* begin INPUT ROWS *
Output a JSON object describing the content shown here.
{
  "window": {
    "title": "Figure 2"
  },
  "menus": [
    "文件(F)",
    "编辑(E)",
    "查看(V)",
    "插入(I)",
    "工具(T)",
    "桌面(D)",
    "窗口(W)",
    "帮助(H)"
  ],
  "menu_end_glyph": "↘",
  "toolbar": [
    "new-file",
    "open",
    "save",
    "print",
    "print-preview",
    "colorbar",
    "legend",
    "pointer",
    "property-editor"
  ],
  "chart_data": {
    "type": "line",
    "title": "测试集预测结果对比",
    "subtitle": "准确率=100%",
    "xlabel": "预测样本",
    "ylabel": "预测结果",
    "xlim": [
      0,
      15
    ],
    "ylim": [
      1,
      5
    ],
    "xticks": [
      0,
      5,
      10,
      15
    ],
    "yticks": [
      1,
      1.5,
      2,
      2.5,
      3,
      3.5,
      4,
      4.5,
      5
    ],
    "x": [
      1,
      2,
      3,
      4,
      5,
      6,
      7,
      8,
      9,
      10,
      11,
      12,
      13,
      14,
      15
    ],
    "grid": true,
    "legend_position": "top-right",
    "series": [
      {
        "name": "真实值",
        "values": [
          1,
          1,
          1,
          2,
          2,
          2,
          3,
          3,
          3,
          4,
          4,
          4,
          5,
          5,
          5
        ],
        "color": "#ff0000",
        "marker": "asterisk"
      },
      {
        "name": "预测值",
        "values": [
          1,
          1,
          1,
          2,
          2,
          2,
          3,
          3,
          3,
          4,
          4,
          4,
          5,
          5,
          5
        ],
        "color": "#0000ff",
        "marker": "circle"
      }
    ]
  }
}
* end INPUT ROWS *
→ **EXERCISE INSTRUCTIONS**: Repeat all of the entries exactly.

→ **WORKED SOLUTION**:
Output a JSON object describing the content shown here.
{
  "window": {
    "title": "Figure 2"
  },
  "menus": [
    "文件(F)",
    "编辑(E)",
    "查看(V)",
    "插入(I)",
    "工具(T)",
    "桌面(D)",
    "窗口(W)",
    "帮助(H)"
  ],
  "menu_end_glyph": "↘",
  "toolbar": [
    "new-file",
    "open",
    "save",
    "print",
    "print-preview",
    "colorbar",
    "legend",
    "pointer",
    "property-editor"
  ],
  "chart_data": {
    "type": "line",
    "title": "测试集预测结果对比",
    "subtitle": "准确率=100%",
    "xlabel": "预测样本",
    "ylabel": "预测结果",
    "xlim": [
      0,
      15
    ],
    "ylim": [
      1,
      5
    ],
    "xticks": [
      0,
      5,
      10,
      15
    ],
    "yticks": [
      1,
      1.5,
      2,
      2.5,
      3,
      3.5,
      4,
      4.5,
      5
    ],
    "x": [
      1,
      2,
      3,
      4,
      5,
      6,
      7,
      8,
      9,
      10,
      11,
      12,
      13,
      14,
      15
    ],
    "grid": true,
    "legend_position": "top-right",
    "series": [
      {
        "name": "真实值",
        "values": [
          1,
          1,
          1,
          2,
          2,
          2,
          3,
          3,
          3,
          4,
          4,
          4,
          5,
          5,
          5
        ],
        "color": "#ff0000",
        "marker": "asterisk"
      },
      {
        "name": "预测值",
        "values": [
          1,
          1,
          1,
          2,
          2,
          2,
          3,
          3,
          3,
          4,
          4,
          4,
          5,
          5,
          5
        ],
        "color": "#0000ff",
        "marker": "circle"
      }
    ]
  }
}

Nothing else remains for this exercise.